*Given text*
Always Clinical Comes Before Angiography

Department of Cardiology and Medical Supdt (Retd), Jawaharlal Institute of Post-Graduate Medical Education and Research, Puducherry, India
Address for correspondence Dr. Jayaraman Balachander, MD Department of Cardiology and Medical Supdt (Retd), Jawaharlal Institute of Post-Graduate Medical Education and Research Puducherry 605006 India balachanderjayaraman@gmail.com
Licence
This is an open access article published by Thieme under the terms of the Creative Commons Attribution-NonDerivative-NonCommercial License, permitting copying and reproduction so long as the original work is given appropriate credit. Contents may not be used for commercial purposes, or adapted, remixed, transformed or built upon. (https://creativecommons.org/licenses/by-nc-nd/4.0/)
Disclaimer:
This article was originally published by Thieme Medical and Scientific Publishers Pvt. Ltd. and was migrated to Scientific Scholar after the change of Publisher; therefore Scientific Scholar has no control over the quality or content of this article.

Acute coronary syndrome (ACS) is assuming epidemic proportions in India. It is thought that by 2020, India, which has the dubious distinction of being the diabetic capital of the world, would also emerge as the coronary artery disease capital. In India, studies have reported that coronary heart disease (CHD) prevalence has witnessed a rapid increase from 1% to 9 to 10% in the urban population and 4 to 6% in the rural population.1 Recently, the Global Burden of Diseases (GBD) study and India State-Level Disease Burden Initiative Collaborators have reported an annual incidence of ischemic heart disease (IHD) in India from the years 1990 to 20172

ACS is the primary form of presentation of IHD and could be ST-elevation myocardial infarction (STEMI), non-ST-elevation myocardial infarction (NSTEMI), or unstable angina (UA) The manifestations of the ACS largely depend upon the disruption of the vulnerable plaque and the presence of progressive atherosclerosis in the coronary arteries. The pathophysiology of these syndromes is different but mainly hovers around the concept of the vulnerable plaque.

The risk of future cardiac events as well as disease progression would depend upon the assessment of the atherosclerotic burden in the coronary arteries as well as the vulnerable plaque assessment.

Coronary angiography still remains the “gold standard for assessment of the plaque burden.” Although various biomarkers can indicate and be used to risk stratify the patients with ACS, the correlation between coronary angiographic profile and the clinical presentation of the ACS would serve as the most reliable indicator for such risk stratification

For example, a patient presents with NSTEMI represents a manifestation of the pathology of plaque disruption. If this patient were to be managed conservatively without a coronary angiographic profile, as is being done in many centers in India, then serious progression to STEMI may be missed and also this would lead to development of left ventricular (LV) dysfunction if the myocardium at risk has not been noted.

*The task*
Please continue the editorial on acute coronary syndrome and angiography from the point where it stops. The lines that come next have nothing to do with this.

(Page segmentation data)
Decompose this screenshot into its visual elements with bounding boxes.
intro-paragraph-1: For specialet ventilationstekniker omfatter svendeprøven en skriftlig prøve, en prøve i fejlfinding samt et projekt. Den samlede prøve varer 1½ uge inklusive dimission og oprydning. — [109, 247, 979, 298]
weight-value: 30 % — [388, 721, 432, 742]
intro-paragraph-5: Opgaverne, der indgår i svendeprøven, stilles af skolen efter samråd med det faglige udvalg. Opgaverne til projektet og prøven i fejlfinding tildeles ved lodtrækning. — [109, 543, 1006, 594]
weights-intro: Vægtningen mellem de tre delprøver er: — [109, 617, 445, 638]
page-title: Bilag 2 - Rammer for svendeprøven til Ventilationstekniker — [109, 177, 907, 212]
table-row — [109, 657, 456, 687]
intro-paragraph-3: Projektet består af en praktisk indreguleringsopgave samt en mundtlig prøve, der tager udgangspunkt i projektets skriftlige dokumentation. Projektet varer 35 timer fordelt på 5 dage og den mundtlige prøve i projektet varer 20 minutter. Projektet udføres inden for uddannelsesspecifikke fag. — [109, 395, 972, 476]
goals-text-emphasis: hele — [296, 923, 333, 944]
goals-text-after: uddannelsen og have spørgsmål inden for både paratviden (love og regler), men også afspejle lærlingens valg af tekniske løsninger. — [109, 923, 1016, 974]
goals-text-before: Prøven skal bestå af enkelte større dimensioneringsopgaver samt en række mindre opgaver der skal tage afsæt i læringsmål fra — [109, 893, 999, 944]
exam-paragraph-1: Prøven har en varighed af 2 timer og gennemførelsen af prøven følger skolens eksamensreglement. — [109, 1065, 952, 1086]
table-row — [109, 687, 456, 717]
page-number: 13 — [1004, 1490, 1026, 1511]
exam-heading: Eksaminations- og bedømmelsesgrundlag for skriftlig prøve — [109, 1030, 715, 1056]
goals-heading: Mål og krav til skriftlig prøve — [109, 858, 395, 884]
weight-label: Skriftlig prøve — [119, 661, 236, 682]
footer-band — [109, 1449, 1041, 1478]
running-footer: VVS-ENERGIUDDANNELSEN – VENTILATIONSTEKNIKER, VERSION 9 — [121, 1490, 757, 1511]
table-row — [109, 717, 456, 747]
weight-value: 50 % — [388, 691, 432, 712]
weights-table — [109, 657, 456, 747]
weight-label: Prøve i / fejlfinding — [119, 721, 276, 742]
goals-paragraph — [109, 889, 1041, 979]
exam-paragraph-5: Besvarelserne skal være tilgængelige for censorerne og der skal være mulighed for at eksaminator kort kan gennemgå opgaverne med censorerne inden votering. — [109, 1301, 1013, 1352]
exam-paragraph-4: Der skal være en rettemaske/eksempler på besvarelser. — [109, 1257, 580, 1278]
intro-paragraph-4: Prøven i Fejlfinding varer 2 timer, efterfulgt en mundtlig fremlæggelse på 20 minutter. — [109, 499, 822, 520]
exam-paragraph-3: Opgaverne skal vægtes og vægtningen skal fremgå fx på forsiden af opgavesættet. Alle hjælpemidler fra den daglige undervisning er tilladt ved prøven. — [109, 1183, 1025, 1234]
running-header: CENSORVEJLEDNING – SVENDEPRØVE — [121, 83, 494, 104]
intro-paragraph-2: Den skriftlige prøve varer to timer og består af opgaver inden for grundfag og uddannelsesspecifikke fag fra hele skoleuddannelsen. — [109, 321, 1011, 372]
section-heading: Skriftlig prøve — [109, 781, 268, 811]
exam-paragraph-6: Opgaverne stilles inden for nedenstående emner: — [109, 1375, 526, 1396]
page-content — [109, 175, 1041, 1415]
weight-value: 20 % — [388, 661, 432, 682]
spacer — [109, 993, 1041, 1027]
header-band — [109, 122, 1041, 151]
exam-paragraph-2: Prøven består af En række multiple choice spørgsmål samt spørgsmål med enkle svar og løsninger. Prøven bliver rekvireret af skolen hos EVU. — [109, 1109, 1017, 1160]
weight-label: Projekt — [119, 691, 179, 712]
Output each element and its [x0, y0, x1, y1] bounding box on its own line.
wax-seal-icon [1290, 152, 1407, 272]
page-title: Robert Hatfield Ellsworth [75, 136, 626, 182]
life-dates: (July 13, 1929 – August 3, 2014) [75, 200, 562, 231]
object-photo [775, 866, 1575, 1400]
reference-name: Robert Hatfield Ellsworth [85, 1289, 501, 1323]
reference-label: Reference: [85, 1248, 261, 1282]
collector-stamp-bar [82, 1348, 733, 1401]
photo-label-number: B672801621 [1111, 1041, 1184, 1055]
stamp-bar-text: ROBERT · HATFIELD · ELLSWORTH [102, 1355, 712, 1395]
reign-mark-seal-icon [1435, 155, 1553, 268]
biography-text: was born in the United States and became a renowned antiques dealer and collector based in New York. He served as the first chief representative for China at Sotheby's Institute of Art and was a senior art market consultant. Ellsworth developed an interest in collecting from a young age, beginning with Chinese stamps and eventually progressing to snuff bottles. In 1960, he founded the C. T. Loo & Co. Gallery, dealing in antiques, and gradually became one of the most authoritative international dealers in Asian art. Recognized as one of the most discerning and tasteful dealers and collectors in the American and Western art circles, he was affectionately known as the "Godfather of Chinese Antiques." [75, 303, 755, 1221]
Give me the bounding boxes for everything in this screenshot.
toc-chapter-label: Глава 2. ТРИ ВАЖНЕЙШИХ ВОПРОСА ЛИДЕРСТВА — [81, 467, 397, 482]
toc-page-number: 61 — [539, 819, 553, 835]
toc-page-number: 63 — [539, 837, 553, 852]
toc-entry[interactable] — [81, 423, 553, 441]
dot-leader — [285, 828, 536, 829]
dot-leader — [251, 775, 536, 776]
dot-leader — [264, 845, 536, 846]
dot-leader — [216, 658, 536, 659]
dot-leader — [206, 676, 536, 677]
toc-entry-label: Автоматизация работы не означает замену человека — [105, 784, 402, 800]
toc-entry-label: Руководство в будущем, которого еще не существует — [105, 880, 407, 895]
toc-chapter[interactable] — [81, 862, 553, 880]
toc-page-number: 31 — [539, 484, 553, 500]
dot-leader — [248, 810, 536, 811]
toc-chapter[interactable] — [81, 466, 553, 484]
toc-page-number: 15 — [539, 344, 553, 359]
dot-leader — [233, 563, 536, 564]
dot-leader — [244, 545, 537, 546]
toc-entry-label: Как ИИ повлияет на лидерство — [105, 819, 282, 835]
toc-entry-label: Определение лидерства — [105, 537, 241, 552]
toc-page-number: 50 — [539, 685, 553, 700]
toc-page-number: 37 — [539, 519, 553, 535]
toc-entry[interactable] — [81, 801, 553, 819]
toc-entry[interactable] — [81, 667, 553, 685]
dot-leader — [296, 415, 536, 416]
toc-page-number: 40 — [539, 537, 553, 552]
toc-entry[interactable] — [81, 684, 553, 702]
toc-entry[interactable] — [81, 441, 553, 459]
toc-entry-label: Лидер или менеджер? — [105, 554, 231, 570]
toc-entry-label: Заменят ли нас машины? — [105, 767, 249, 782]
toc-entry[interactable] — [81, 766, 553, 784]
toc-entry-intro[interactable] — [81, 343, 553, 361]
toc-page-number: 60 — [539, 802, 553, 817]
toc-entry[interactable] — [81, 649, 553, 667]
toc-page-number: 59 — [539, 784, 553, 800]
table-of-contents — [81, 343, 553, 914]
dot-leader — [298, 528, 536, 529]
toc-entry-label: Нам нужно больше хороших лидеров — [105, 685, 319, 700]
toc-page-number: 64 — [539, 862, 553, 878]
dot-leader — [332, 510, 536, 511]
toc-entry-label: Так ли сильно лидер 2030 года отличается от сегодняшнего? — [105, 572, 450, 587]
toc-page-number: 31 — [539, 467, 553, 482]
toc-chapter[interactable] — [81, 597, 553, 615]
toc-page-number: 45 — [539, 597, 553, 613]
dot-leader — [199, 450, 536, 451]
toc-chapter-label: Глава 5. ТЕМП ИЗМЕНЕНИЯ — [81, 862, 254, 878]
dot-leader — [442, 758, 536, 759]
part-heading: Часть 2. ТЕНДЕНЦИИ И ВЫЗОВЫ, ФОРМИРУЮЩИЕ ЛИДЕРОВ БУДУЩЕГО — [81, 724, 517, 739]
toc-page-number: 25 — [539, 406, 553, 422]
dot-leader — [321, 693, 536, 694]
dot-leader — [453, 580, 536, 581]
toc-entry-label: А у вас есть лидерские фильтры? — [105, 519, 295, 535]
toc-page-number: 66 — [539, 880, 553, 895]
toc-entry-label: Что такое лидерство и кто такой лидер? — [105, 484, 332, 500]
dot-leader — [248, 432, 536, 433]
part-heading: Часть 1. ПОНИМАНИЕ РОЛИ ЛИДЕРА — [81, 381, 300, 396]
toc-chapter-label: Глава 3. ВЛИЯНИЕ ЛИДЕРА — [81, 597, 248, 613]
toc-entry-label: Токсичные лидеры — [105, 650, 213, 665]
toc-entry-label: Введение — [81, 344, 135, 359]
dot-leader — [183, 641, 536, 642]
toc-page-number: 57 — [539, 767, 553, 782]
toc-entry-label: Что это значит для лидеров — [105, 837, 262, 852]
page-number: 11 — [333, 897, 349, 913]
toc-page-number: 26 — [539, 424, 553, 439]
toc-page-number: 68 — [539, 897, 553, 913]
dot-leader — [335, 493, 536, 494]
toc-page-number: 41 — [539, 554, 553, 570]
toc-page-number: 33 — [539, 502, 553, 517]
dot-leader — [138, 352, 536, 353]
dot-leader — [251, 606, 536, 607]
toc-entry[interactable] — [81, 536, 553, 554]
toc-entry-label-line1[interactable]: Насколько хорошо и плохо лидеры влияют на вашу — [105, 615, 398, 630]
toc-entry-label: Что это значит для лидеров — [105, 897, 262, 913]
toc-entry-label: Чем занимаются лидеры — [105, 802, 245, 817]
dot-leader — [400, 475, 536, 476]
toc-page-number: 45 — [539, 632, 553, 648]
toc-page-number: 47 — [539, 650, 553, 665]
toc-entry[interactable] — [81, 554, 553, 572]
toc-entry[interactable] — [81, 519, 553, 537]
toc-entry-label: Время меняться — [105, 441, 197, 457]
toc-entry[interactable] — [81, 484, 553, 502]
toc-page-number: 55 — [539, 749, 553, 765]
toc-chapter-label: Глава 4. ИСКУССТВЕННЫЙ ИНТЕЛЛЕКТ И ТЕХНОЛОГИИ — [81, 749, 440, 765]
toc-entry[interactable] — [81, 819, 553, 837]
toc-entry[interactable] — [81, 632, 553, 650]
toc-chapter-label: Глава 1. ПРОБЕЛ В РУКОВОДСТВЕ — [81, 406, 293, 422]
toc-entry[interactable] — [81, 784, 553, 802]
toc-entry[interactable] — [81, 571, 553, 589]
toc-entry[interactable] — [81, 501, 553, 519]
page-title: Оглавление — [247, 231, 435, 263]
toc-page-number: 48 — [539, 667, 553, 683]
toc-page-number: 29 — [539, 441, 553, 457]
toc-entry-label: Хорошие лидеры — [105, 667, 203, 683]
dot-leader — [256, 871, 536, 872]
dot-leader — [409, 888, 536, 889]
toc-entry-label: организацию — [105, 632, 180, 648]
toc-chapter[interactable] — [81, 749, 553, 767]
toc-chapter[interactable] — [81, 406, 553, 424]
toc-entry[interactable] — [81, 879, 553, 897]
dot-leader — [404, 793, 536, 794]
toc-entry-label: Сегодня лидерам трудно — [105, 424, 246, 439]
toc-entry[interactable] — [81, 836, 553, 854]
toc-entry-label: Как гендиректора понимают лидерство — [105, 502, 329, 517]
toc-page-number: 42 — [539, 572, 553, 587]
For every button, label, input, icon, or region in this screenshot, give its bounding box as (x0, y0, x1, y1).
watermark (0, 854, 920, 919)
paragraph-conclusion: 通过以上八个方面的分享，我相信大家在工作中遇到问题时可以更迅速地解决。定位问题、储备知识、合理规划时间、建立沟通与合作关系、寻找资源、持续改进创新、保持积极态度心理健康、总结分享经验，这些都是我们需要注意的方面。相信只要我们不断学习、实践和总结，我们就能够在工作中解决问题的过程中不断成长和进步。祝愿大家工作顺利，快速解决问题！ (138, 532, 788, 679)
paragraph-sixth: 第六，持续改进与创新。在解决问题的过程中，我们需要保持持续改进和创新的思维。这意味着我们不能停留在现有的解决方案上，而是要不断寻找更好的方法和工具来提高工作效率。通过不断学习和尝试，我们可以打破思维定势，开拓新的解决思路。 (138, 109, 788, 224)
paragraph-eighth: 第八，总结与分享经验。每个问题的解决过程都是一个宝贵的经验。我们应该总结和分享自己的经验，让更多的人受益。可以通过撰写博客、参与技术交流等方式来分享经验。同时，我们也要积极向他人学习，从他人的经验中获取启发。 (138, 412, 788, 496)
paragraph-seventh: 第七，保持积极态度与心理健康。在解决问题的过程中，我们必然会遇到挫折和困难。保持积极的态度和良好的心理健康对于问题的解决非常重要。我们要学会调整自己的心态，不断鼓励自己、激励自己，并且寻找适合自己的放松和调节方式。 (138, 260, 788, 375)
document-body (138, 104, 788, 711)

*Response to the task*
Thus, the clinical profile would necessitate institution of immediate angiography in the setting of ACS to accurately estimate the risk. Merely basing this on older risk assessment data with biomarkers, etc. is insufficient. A lot of risk scores have been developed like the TIMI risk score, PAMI risk score, TIMI risk index, GRACE risk model, etc.3 4 5

In fact, currently, in addition to coronary angiography, more sophisticated tools like intravascular ultrasound (IVUS) and optical coherence tomography (OCT) are being routinely employed to assess the vulnerable plaque, its composition, and risk of degeneration. However, before resorting to such expensive modalities, simple coronary angiographic profiling would give sufficient information, provided it is correlated systematically with clinical profiles like coronary risk factors, presentation, location of infarction, etc.

This would be the basis on which further sophisticated diagnostic and interventional modalities could be planned.

In this issue of the journal, the authors have attempted to correlate the clinical profile and angiographic severity of coronary artery disease in STEMI and NSTEMI ACS patients with the single purpose of establishing the basic atherosclerotic burden and vulnerable plaque as well as estimating the myocardial jeopardy in these patients.

Even though SYNTAX score has been evolved and used very successfully in risk stratification, the basic information has to be provided as to the presentation of the ACS.

This has been elegantly performed in this cohort of 209 patients coming with ACS to a tertiary care hospital. The study thus provides information about the common presentation of ACS and also their clinical risk profile.

This study had a predominant male population of 82.3%, and most of the patients had adequate LV function (only two patients had severe LV dysfunction). Even though diabetics formed the majority of patients, the incidence of dyslipidemia was considerably less (27 patients out of 209).

The majority of the patients presented with anterior wall MI (AWMI). The data had a non-normal distribution, and therefore a nonparametric test (Kruskal–Wallis) has been applied to the data.

The female part of the study has been done, but since this comprised only a small portion, nothing much can be derived from this.

The surprising finding is the low figures of dyslipidemic patients in this study. This is corroborative with the fact that there are large regional variations in the patient profiles of ACS in India.

In a study from Kerala where dyslipidemia is universal, 48.6% of patients presenting with ACS only had dyslipidemia, and it was 38.46 in the female patients.6 One of the largest studies in India, the Kerala ACS registry also did not dwell on any relation between dyslipidemia and ACS.7

A Karnataka study, wherein out of 651 patients with ACS, majority of whom who belonged to the lower income group by the Kuppuswamy classification, dyslipidemia was seen in 34.6% of the patients without any significant difference between STEMI and NSTE-ACS groups.8

Of course, this is consistent with the fact that all patients with dyslipidemia need not develop ACS and reemphasizes the importance of obtaining angiographic profile of those presenting with ACS.

In studies from PGIMER Chandigarh,9 the predominant presenting feature of the ACS was STEMI, as seen from this study also. Among patients with STEMI, AWMI was more common. There are views that NSTE-ACS is more common than STEMI, but in our country, perhaps these patients of NSTE-ACS are not referred to tertiary care centers and are managed with the conservative approach.

The SYNTAX score 1 is the gold standard for the assessment of coronary angiographic profile. The observation that SYNTAX score 1 increased with lateral wall infarction, increased duration of alcohol abuse, systemic hypertension, and also with presentation of Killip class in acute MI lends credence to the importance of the angiographic profile of severity in patients with ACS.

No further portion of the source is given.